* **THE PROBLEM**
Your answer should be a single number: the count of lines that include the word "history".

— start —

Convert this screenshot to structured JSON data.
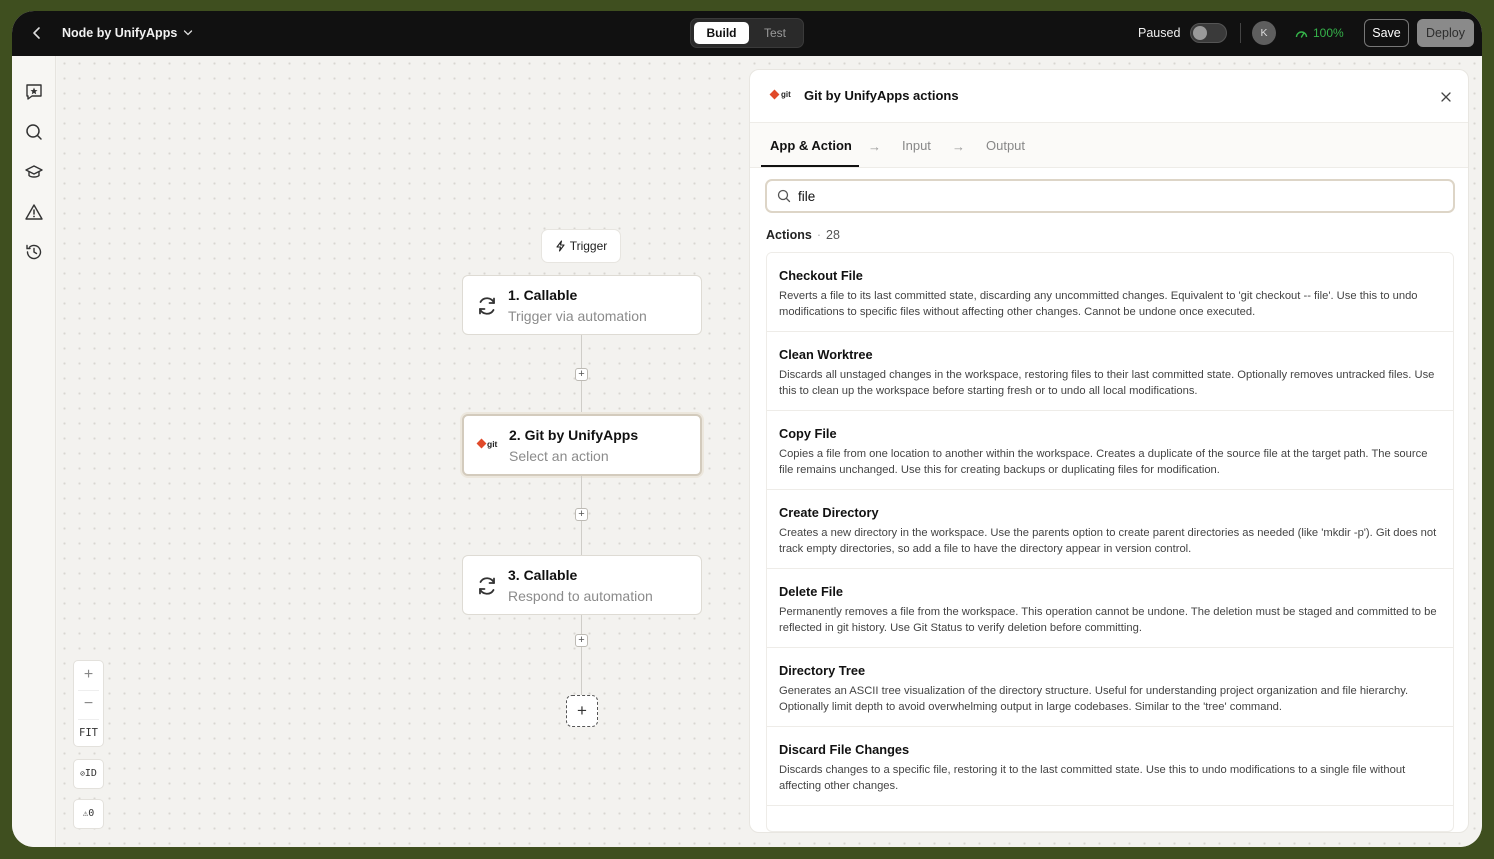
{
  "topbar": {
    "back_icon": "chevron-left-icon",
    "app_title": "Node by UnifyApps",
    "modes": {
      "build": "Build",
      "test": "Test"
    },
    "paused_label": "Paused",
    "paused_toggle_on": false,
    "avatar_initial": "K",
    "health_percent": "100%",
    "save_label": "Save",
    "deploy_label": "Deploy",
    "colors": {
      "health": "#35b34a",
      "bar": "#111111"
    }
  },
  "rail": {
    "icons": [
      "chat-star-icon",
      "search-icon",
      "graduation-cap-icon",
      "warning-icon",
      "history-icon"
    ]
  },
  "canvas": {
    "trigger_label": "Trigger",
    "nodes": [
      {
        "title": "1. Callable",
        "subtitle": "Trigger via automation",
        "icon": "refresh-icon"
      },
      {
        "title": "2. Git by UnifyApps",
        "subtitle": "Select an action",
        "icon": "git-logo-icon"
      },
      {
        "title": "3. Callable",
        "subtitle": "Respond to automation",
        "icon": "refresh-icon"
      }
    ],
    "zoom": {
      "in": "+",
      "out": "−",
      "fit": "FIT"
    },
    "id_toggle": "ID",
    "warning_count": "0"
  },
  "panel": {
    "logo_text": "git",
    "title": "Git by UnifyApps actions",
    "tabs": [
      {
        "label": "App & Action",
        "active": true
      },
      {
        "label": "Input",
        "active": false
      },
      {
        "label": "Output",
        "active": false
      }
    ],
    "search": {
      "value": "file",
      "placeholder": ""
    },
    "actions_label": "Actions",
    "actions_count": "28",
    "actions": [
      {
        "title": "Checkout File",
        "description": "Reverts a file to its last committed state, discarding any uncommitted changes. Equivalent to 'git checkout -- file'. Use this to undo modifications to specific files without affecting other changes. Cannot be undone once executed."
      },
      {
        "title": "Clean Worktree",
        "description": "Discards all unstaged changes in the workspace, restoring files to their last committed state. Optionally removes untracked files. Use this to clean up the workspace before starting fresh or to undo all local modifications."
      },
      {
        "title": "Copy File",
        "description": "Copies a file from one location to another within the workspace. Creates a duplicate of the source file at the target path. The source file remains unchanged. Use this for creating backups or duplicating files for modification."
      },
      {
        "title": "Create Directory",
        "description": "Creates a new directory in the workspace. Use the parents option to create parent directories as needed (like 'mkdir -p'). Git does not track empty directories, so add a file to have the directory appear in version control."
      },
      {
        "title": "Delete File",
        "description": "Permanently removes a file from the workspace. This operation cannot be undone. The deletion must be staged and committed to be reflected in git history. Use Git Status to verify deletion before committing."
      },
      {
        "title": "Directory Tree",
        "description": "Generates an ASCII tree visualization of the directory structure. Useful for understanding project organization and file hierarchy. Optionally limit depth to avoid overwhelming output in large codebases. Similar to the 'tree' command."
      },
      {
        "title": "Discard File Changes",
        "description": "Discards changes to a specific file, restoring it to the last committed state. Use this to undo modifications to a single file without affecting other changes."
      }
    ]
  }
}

— end —

* **RESPONSE TO THIS TASK**
2